WORK REQUIRED —
Transcribe everything in the data word for word. Pictures are left out.

— start of DATA LINES —

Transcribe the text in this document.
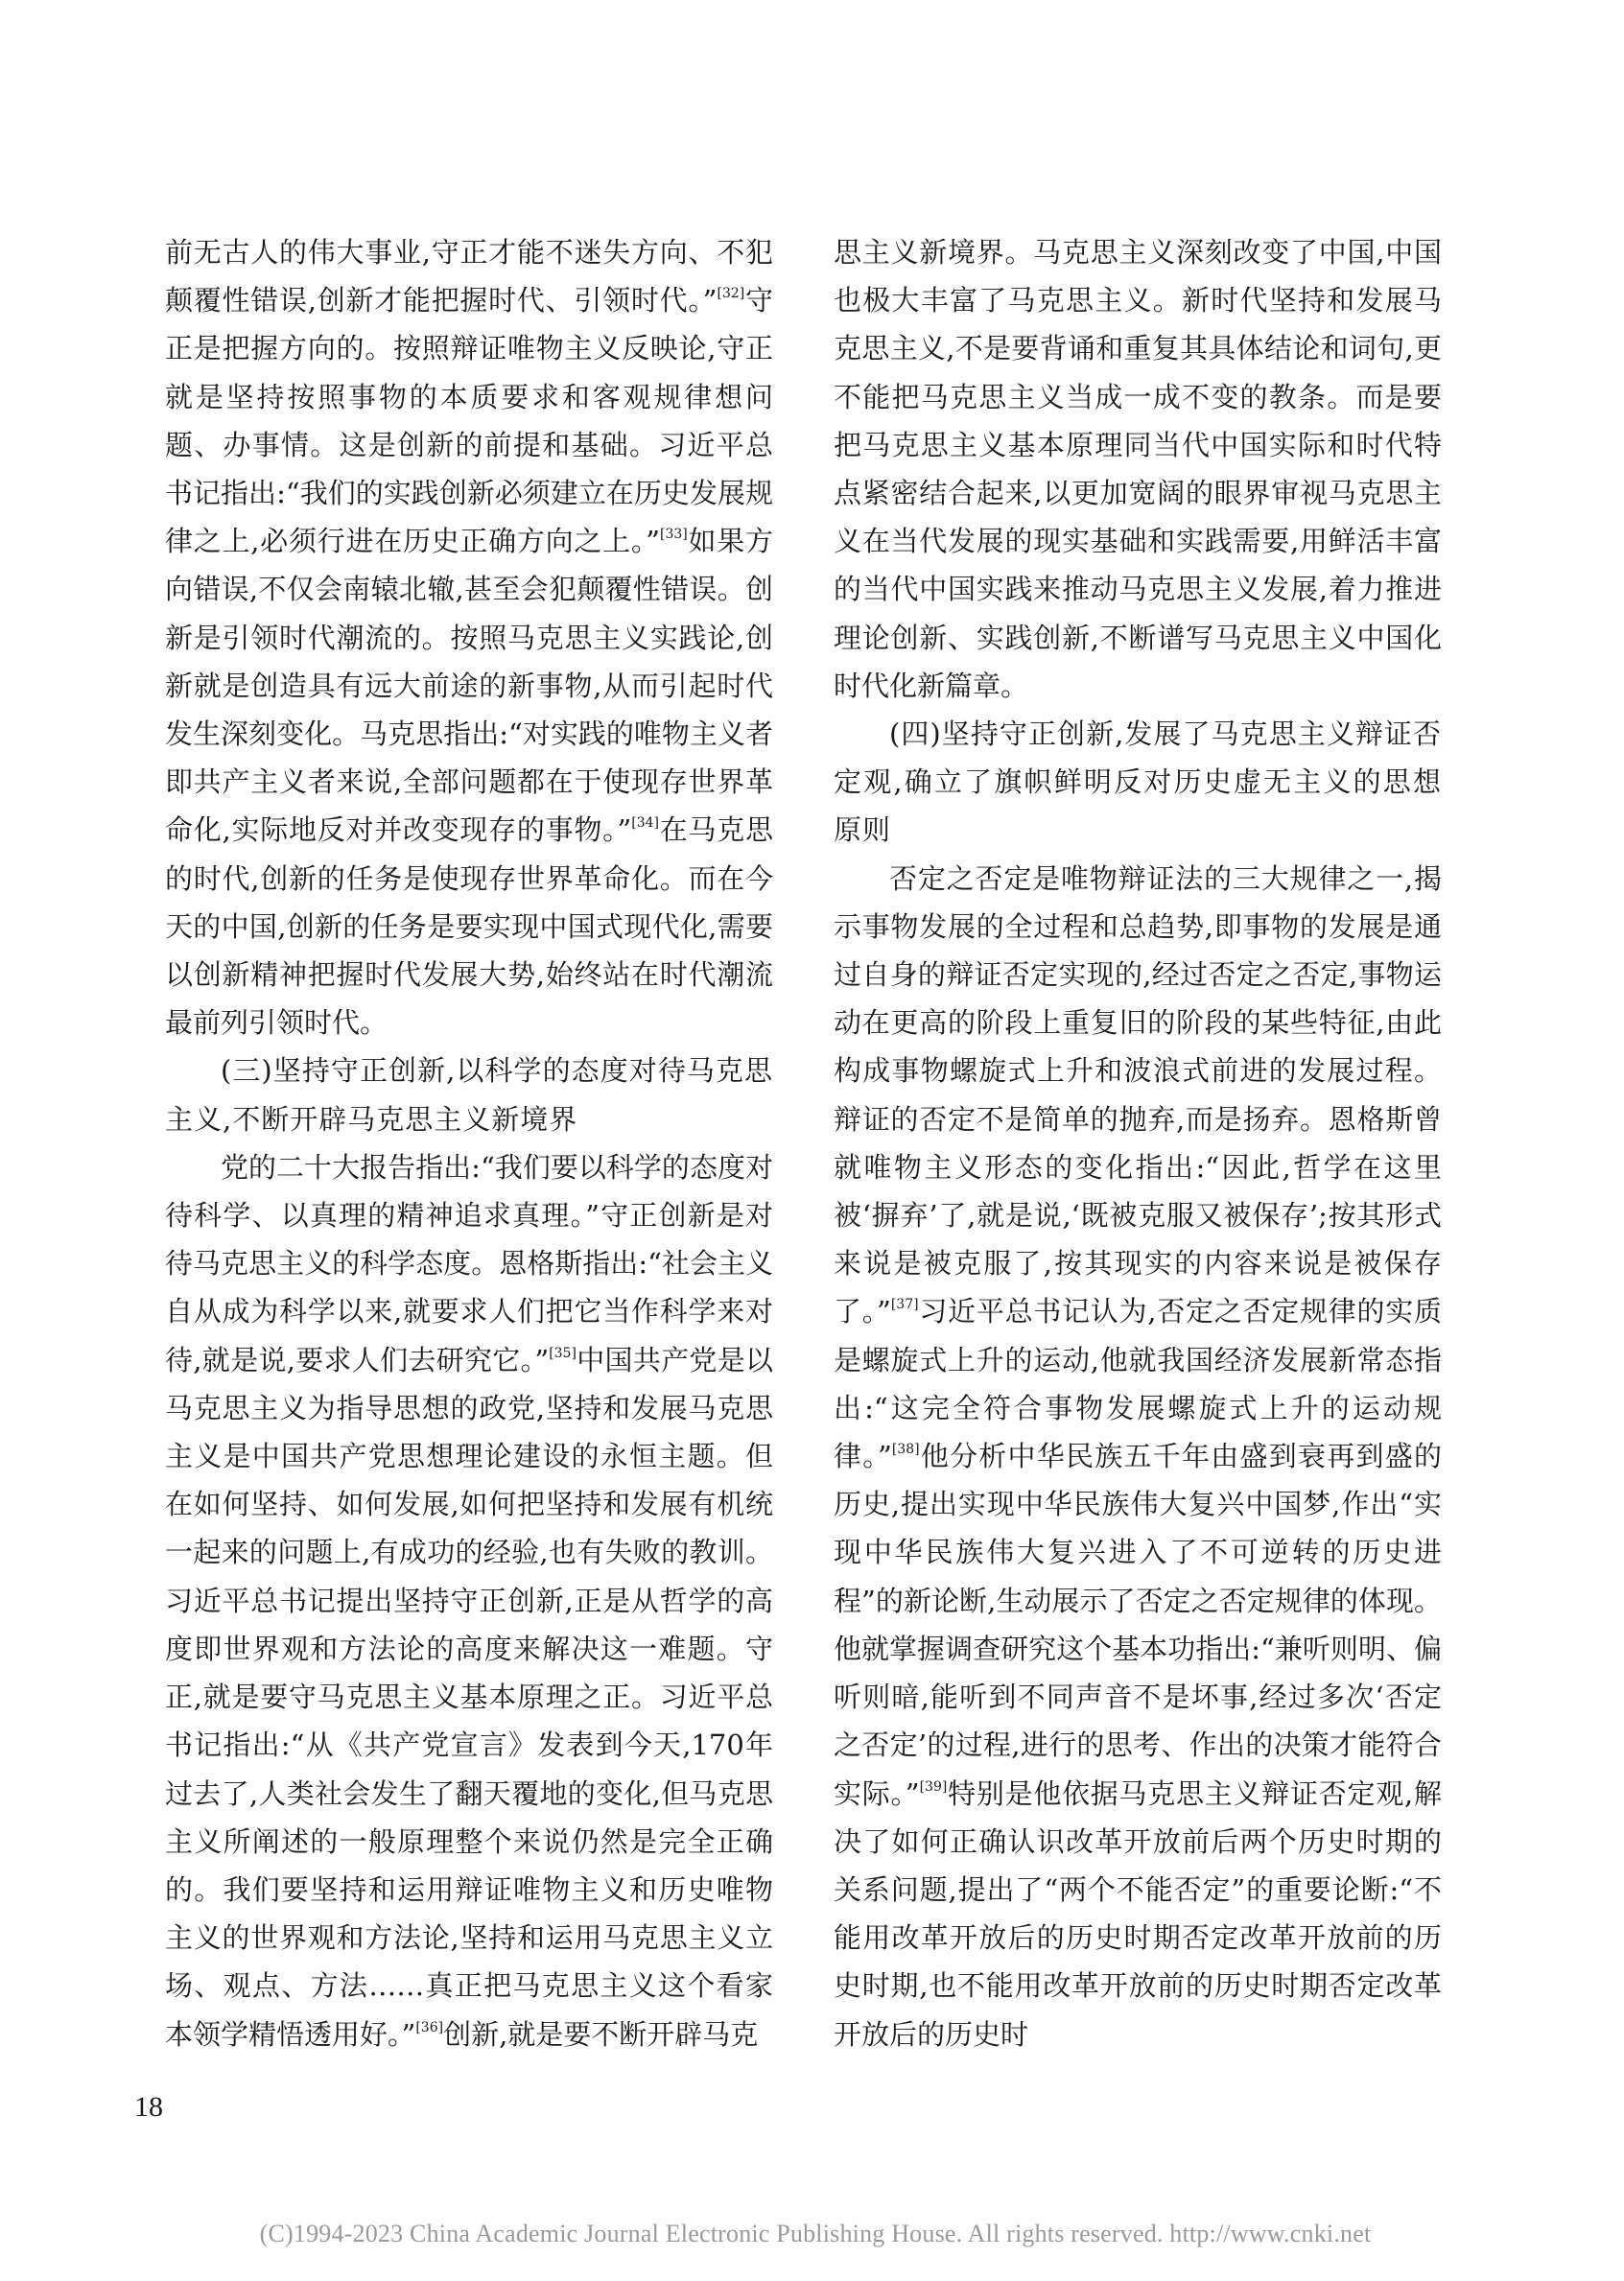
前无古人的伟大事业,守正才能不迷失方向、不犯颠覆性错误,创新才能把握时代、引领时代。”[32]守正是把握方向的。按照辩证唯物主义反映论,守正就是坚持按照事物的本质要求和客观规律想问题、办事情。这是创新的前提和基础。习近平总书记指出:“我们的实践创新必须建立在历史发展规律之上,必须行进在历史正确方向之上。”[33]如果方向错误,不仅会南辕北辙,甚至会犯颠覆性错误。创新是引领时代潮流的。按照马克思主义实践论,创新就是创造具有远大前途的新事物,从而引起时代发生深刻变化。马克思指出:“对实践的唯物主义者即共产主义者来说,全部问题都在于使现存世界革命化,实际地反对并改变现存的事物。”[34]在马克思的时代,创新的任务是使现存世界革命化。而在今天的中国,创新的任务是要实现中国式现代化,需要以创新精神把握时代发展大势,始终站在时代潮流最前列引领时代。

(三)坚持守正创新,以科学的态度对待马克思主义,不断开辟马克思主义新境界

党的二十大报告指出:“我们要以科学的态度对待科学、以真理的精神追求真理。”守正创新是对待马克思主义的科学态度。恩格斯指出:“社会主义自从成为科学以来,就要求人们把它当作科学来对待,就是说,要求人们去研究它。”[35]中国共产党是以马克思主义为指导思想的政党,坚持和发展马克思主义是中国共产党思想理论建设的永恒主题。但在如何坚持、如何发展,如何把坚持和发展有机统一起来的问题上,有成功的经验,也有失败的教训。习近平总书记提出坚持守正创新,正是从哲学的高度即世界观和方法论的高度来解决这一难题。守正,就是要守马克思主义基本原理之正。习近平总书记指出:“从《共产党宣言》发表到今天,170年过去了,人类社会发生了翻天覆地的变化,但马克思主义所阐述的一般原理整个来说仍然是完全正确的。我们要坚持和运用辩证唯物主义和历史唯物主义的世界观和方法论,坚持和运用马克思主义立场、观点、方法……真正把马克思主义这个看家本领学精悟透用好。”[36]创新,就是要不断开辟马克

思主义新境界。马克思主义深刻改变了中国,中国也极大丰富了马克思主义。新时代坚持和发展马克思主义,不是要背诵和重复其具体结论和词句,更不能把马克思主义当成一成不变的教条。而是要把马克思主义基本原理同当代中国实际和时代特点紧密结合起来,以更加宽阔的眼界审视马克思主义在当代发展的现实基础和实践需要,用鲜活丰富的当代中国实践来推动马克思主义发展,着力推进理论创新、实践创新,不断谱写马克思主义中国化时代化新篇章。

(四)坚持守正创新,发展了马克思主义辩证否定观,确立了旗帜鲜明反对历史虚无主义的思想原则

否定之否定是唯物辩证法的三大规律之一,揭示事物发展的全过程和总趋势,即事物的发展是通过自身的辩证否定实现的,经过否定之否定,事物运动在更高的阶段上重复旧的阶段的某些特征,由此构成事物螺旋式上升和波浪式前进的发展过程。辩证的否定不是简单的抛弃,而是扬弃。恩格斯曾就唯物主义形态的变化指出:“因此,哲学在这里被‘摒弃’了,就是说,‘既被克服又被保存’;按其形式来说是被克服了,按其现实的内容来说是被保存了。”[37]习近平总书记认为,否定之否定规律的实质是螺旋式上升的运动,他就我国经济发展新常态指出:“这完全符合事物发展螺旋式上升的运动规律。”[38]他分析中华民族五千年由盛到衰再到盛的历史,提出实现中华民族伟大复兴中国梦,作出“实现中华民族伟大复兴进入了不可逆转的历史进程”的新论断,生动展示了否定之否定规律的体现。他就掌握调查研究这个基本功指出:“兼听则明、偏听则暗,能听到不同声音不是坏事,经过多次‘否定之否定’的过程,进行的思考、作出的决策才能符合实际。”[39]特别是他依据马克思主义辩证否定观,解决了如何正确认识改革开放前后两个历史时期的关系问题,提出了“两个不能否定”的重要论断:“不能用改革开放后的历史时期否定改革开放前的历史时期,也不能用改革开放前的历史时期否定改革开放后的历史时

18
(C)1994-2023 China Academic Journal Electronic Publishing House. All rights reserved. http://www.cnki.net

— end of DATA LINES —

SOLUTION FOR THIS PROBLEM —
Transcribe the text in this document.
前无古人的伟大事业,守正才能不迷失方向、不犯颠覆性错误,创新才能把握时代、引领时代。”[32]守正是把握方向的。按照辩证唯物主义反映论,守正就是坚持按照事物的本质要求和客观规律想问题、办事情。这是创新的前提和基础。习近平总书记指出:“我们的实践创新必须建立在历史发展规律之上,必须行进在历史正确方向之上。”[33]如果方向错误,不仅会南辕北辙,甚至会犯颠覆性错误。创新是引领时代潮流的。按照马克思主义实践论,创新就是创造具有远大前途的新事物,从而引起时代发生深刻变化。马克思指出:“对实践的唯物主义者即共产主义者来说,全部问题都在于使现存世界革命化,实际地反对并改变现存的事物。”[34]在马克思的时代,创新的任务是使现存世界革命化。而在今天的中国,创新的任务是要实现中国式现代化,需要以创新精神把握时代发展大势,始终站在时代潮流最前列引领时代。

(三)坚持守正创新,以科学的态度对待马克思主义,不断开辟马克思主义新境界

党的二十大报告指出:“我们要以科学的态度对待科学、以真理的精神追求真理。”守正创新是对待马克思主义的科学态度。恩格斯指出:“社会主义自从成为科学以来,就要求人们把它当作科学来对待,就是说,要求人们去研究它。”[35]中国共产党是以马克思主义为指导思想的政党,坚持和发展马克思主义是中国共产党思想理论建设的永恒主题。但在如何坚持、如何发展,如何把坚持和发展有机统一起来的问题上,有成功的经验,也有失败的教训。习近平总书记提出坚持守正创新,正是从哲学的高度即世界观和方法论的高度来解决这一难题。守正,就是要守马克思主义基本原理之正。习近平总书记指出:“从《共产党宣言》发表到今天,170年过去了,人类社会发生了翻天覆地的变化,但马克思主义所阐述的一般原理整个来说仍然是完全正确的。我们要坚持和运用辩证唯物主义和历史唯物主义的世界观和方法论,坚持和运用马克思主义立场、观点、方法……真正把马克思主义这个看家本领学精悟透用好。”[36]创新,就是要不断开辟马克

思主义新境界。马克思主义深刻改变了中国,中国也极大丰富了马克思主义。新时代坚持和发展马克思主义,不是要背诵和重复其具体结论和词句,更不能把马克思主义当成一成不变的教条。而是要把马克思主义基本原理同当代中国实际和时代特点紧密结合起来,以更加宽阔的眼界审视马克思主义在当代发展的现实基础和实践需要,用鲜活丰富的当代中国实践来推动马克思主义发展,着力推进理论创新、实践创新,不断谱写马克思主义中国化时代化新篇章。

(四)坚持守正创新,发展了马克思主义辩证否定观,确立了旗帜鲜明反对历史虚无主义的思想原则

否定之否定是唯物辩证法的三大规律之一,揭示事物发展的全过程和总趋势,即事物的发展是通过自身的辩证否定实现的,经过否定之否定,事物运动在更高的阶段上重复旧的阶段的某些特征,由此构成事物螺旋式上升和波浪式前进的发展过程。辩证的否定不是简单的抛弃,而是扬弃。恩格斯曾就唯物主义形态的变化指出:“因此,哲学在这里被‘摒弃’了,就是说,‘既被克服又被保存’;按其形式来说是被克服了,按其现实的内容来说是被保存了。”[37]习近平总书记认为,否定之否定规律的实质是螺旋式上升的运动,他就我国经济发展新常态指出:“这完全符合事物发展螺旋式上升的运动规律。”[38]他分析中华民族五千年由盛到衰再到盛的历史,提出实现中华民族伟大复兴中国梦,作出“实现中华民族伟大复兴进入了不可逆转的历史进程”的新论断,生动展示了否定之否定规律的体现。他就掌握调查研究这个基本功指出:“兼听则明、偏听则暗,能听到不同声音不是坏事,经过多次‘否定之否定’的过程,进行的思考、作出的决策才能符合实际。”[39]特别是他依据马克思主义辩证否定观,解决了如何正确认识改革开放前后两个历史时期的关系问题,提出了“两个不能否定”的重要论断:“不能用改革开放后的历史时期否定改革开放前的历史时期,也不能用改革开放前的历史时期否定改革开放后的历史时

18
(C)1994-2023 China Academic Journal Electronic Publishing House. All rights reserved. http://www.cnki.net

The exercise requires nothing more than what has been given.